▶ **Description of the task**: Copy out the complete listing, word for word.
════════════════
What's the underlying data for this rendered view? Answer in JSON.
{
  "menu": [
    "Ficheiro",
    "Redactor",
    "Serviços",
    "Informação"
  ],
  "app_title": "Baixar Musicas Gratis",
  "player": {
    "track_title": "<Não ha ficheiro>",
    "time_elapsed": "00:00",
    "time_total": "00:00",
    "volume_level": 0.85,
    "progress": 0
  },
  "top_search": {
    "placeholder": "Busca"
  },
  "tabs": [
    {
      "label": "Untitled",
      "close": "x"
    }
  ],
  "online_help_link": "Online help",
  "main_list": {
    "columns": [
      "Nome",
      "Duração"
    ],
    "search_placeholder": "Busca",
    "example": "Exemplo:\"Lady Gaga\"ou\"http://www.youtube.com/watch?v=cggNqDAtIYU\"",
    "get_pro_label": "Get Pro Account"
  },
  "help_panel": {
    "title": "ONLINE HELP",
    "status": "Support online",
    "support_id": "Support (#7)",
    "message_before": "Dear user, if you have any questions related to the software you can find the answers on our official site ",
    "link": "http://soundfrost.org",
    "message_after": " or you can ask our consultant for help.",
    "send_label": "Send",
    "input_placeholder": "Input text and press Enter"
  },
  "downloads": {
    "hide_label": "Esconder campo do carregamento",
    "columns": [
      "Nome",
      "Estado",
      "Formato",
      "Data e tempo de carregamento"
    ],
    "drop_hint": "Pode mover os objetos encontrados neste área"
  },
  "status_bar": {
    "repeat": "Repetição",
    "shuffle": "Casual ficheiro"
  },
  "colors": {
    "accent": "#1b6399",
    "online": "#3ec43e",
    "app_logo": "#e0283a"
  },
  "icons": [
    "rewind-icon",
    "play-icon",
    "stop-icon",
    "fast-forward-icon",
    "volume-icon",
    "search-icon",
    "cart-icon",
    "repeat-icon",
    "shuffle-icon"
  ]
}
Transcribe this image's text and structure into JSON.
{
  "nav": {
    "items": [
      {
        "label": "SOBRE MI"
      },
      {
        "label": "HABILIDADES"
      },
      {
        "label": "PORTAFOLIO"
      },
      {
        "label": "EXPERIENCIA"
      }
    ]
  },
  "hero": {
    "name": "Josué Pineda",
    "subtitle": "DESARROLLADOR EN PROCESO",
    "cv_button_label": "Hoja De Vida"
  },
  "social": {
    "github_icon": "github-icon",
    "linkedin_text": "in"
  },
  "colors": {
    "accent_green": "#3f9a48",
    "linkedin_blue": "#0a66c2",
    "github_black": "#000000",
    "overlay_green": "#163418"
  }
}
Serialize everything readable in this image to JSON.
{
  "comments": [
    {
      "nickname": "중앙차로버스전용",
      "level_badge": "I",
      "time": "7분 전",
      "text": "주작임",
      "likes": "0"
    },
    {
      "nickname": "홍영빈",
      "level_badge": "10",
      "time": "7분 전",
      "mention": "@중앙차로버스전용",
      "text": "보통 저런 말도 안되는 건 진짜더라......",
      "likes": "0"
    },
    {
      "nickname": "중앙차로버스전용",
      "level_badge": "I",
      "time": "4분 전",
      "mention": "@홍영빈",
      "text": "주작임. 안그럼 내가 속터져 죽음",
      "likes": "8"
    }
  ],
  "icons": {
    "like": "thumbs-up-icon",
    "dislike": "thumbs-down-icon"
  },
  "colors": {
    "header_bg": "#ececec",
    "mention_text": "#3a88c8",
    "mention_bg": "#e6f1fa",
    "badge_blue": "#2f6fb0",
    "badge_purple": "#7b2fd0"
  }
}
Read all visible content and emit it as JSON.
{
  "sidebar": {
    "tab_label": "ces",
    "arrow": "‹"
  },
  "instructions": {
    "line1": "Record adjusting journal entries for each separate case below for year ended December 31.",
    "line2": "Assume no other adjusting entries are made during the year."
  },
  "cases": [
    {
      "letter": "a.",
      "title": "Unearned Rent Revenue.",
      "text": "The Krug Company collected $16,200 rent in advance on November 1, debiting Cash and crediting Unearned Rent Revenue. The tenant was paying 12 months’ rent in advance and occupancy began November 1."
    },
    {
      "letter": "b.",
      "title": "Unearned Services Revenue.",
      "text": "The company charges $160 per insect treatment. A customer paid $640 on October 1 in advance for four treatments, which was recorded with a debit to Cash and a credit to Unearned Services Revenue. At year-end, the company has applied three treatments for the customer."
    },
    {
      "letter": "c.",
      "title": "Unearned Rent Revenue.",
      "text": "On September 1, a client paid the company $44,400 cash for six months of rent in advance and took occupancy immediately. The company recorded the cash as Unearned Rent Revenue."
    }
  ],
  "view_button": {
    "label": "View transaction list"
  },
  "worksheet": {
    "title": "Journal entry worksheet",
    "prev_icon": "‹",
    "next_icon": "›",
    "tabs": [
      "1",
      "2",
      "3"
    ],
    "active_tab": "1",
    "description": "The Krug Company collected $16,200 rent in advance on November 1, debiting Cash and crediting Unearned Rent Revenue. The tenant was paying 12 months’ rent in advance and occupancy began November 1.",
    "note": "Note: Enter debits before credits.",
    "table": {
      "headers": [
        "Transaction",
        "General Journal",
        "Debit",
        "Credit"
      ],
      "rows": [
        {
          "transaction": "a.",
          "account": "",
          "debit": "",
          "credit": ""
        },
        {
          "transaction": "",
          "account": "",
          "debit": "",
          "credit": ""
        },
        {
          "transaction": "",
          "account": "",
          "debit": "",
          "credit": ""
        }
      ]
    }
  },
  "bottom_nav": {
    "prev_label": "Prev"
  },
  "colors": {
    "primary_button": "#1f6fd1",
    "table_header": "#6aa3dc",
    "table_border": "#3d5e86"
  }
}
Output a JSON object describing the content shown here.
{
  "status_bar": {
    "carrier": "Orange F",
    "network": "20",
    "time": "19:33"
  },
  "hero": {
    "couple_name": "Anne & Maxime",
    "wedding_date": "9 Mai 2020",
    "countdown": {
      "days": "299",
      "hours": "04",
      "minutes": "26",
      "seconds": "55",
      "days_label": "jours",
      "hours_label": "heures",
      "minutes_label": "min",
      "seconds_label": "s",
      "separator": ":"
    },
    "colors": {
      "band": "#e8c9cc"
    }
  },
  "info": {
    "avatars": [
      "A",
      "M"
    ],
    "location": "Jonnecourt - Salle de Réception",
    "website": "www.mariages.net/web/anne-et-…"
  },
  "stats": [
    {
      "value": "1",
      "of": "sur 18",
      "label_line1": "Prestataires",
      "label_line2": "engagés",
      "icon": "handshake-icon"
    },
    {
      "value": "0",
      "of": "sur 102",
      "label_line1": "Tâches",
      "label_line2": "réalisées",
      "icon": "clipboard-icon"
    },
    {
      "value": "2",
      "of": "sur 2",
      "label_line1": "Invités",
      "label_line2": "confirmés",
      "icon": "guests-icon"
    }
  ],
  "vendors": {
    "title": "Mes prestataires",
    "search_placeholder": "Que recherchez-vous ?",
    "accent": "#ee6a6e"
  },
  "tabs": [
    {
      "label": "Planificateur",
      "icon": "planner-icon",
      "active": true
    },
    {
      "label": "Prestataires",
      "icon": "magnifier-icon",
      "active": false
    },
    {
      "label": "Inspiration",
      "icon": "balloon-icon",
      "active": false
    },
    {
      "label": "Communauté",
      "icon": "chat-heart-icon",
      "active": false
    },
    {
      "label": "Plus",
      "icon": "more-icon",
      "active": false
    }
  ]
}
════════════════
▶ **Solution**:
What's the underlying data for this rendered view? Answer in JSON.
{
  "menu": [
    "Ficheiro",
    "Redactor",
    "Serviços",
    "Informação"
  ],
  "app_title": "Baixar Musicas Gratis",
  "player": {
    "track_title": "<Não ha ficheiro>",
    "time_elapsed": "00:00",
    "time_total": "00:00",
    "volume_level": 0.85,
    "progress": 0
  },
  "top_search": {
    "placeholder": "Busca"
  },
  "tabs": [
    {
      "label": "Untitled",
      "close": "x"
    }
  ],
  "online_help_link": "Online help",
  "main_list": {
    "columns": [
      "Nome",
      "Duração"
    ],
    "search_placeholder": "Busca",
    "example": "Exemplo:\"Lady Gaga\"ou\"http://www.youtube.com/watch?v=cggNqDAtIYU\"",
    "get_pro_label": "Get Pro Account"
  },
  "help_panel": {
    "title": "ONLINE HELP",
    "status": "Support online",
    "support_id": "Support (#7)",
    "message_before": "Dear user, if you have any questions related to the software you can find the answers on our official site ",
    "link": "http://soundfrost.org",
    "message_after": " or you can ask our consultant for help.",
    "send_label": "Send",
    "input_placeholder": "Input text and press Enter"
  },
  "downloads": {
    "hide_label": "Esconder campo do carregamento",
    "columns": [
      "Nome",
      "Estado",
      "Formato",
      "Data e tempo de carregamento"
    ],
    "drop_hint": "Pode mover os objetos encontrados neste área"
  },
  "status_bar": {
    "repeat": "Repetição",
    "shuffle": "Casual ficheiro"
  },
  "colors": {
    "accent": "#1b6399",
    "online": "#3ec43e",
    "app_logo": "#e0283a"
  },
  "icons": [
    "rewind-icon",
    "play-icon",
    "stop-icon",
    "fast-forward-icon",
    "volume-icon",
    "search-icon",
    "cart-icon",
    "repeat-icon",
    "shuffle-icon"
  ]
}
Transcribe this image's text and structure into JSON.
{
  "nav": {
    "items": [
      {
        "label": "SOBRE MI"
      },
      {
        "label": "HABILIDADES"
      },
      {
        "label": "PORTAFOLIO"
      },
      {
        "label": "EXPERIENCIA"
      }
    ]
  },
  "hero": {
    "name": "Josué Pineda",
    "subtitle": "DESARROLLADOR EN PROCESO",
    "cv_button_label": "Hoja De Vida"
  },
  "social": {
    "github_icon": "github-icon",
    "linkedin_text": "in"
  },
  "colors": {
    "accent_green": "#3f9a48",
    "linkedin_blue": "#0a66c2",
    "github_black": "#000000",
    "overlay_green": "#163418"
  }
}
Serialize everything readable in this image to JSON.
{
  "comments": [
    {
      "nickname": "중앙차로버스전용",
      "level_badge": "I",
      "time": "7분 전",
      "text": "주작임",
      "likes": "0"
    },
    {
      "nickname": "홍영빈",
      "level_badge": "10",
      "time": "7분 전",
      "mention": "@중앙차로버스전용",
      "text": "보통 저런 말도 안되는 건 진짜더라......",
      "likes": "0"
    },
    {
      "nickname": "중앙차로버스전용",
      "level_badge": "I",
      "time": "4분 전",
      "mention": "@홍영빈",
      "text": "주작임. 안그럼 내가 속터져 죽음",
      "likes": "8"
    }
  ],
  "icons": {
    "like": "thumbs-up-icon",
    "dislike": "thumbs-down-icon"
  },
  "colors": {
    "header_bg": "#ececec",
    "mention_text": "#3a88c8",
    "mention_bg": "#e6f1fa",
    "badge_blue": "#2f6fb0",
    "badge_purple": "#7b2fd0"
  }
}
Read all visible content and emit it as JSON.
{
  "sidebar": {
    "tab_label": "ces",
    "arrow": "‹"
  },
  "instructions": {
    "line1": "Record adjusting journal entries for each separate case below for year ended December 31.",
    "line2": "Assume no other adjusting entries are made during the year."
  },
  "cases": [
    {
      "letter": "a.",
      "title": "Unearned Rent Revenue.",
      "text": "The Krug Company collected $16,200 rent in advance on November 1, debiting Cash and crediting Unearned Rent Revenue. The tenant was paying 12 months’ rent in advance and occupancy began November 1."
    },
    {
      "letter": "b.",
      "title": "Unearned Services Revenue.",
      "text": "The company charges $160 per insect treatment. A customer paid $640 on October 1 in advance for four treatments, which was recorded with a debit to Cash and a credit to Unearned Services Revenue. At year-end, the company has applied three treatments for the customer."
    },
    {
      "letter": "c.",
      "title": "Unearned Rent Revenue.",
      "text": "On September 1, a client paid the company $44,400 cash for six months of rent in advance and took occupancy immediately. The company recorded the cash as Unearned Rent Revenue."
    }
  ],
  "view_button": {
    "label": "View transaction list"
  },
  "worksheet": {
    "title": "Journal entry worksheet",
    "prev_icon": "‹",
    "next_icon": "›",
    "tabs": [
      "1",
      "2",
      "3"
    ],
    "active_tab": "1",
    "description": "The Krug Company collected $16,200 rent in advance on November 1, debiting Cash and crediting Unearned Rent Revenue. The tenant was paying 12 months’ rent in advance and occupancy began November 1.",
    "note": "Note: Enter debits before credits.",
    "table": {
      "headers": [
        "Transaction",
        "General Journal",
        "Debit",
        "Credit"
      ],
      "rows": [
        {
          "transaction": "a.",
          "account": "",
          "debit": "",
          "credit": ""
        },
        {
          "transaction": "",
          "account": "",
          "debit": "",
          "credit": ""
        },
        {
          "transaction": "",
          "account": "",
          "debit": "",
          "credit": ""
        }
      ]
    }
  },
  "bottom_nav": {
    "prev_label": "Prev"
  },
  "colors": {
    "primary_button": "#1f6fd1",
    "table_header": "#6aa3dc",
    "table_border": "#3d5e86"
  }
}
Output a JSON object describing the content shown here.
{
  "status_bar": {
    "carrier": "Orange F",
    "network": "20",
    "time": "19:33"
  },
  "hero": {
    "couple_name": "Anne & Maxime",
    "wedding_date": "9 Mai 2020",
    "countdown": {
      "days": "299",
      "hours": "04",
      "minutes": "26",
      "seconds": "55",
      "days_label": "jours",
      "hours_label": "heures",
      "minutes_label": "min",
      "seconds_label": "s",
      "separator": ":"
    },
    "colors": {
      "band": "#e8c9cc"
    }
  },
  "info": {
    "avatars": [
      "A",
      "M"
    ],
    "location": "Jonnecourt - Salle de Réception",
    "website": "www.mariages.net/web/anne-et-…"
  },
  "stats": [
    {
      "value": "1",
      "of": "sur 18",
      "label_line1": "Prestataires",
      "label_line2": "engagés",
      "icon": "handshake-icon"
    },
    {
      "value": "0",
      "of": "sur 102",
      "label_line1": "Tâches",
      "label_line2": "réalisées",
      "icon": "clipboard-icon"
    },
    {
      "value": "2",
      "of": "sur 2",
      "label_line1": "Invités",
      "label_line2": "confirmés",
      "icon": "guests-icon"
    }
  ],
  "vendors": {
    "title": "Mes prestataires",
    "search_placeholder": "Que recherchez-vous ?",
    "accent": "#ee6a6e"
  },
  "tabs": [
    {
      "label": "Planificateur",
      "icon": "planner-icon",
      "active": true
    },
    {
      "label": "Prestataires",
      "icon": "magnifier-icon",
      "active": false
    },
    {
      "label": "Inspiration",
      "icon": "balloon-icon",
      "active": false
    },
    {
      "label": "Communauté",
      "icon": "chat-heart-icon",
      "active": false
    },
    {
      "label": "Plus",
      "icon": "more-icon",
      "active": false
    }
  ]
}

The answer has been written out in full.